■ **INPUT DATA**
# # #

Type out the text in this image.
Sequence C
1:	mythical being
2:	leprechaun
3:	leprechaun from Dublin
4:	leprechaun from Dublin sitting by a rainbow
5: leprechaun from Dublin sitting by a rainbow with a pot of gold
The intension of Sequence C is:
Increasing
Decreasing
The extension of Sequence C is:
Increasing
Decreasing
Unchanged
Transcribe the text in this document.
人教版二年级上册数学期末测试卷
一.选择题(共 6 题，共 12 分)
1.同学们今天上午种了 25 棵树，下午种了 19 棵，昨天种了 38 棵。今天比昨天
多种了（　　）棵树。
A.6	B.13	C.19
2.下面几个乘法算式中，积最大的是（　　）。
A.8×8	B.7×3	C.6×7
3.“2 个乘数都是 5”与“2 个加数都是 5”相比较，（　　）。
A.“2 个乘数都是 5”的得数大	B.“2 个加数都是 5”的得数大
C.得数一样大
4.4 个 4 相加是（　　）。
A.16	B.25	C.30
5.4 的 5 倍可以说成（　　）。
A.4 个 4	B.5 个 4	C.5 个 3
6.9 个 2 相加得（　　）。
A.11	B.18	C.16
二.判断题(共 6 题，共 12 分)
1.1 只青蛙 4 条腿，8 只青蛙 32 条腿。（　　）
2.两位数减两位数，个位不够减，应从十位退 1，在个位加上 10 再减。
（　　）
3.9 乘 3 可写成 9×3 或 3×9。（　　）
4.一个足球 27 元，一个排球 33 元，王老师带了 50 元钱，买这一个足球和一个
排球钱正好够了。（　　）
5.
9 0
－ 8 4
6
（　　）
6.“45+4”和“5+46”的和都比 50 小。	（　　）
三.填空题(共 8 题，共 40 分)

# # #

■ **INSTRUCTION**
Report the number of lines that include the string "rainbow"; return nothing but the count.

■ **COMPLETE RESPONSE**
2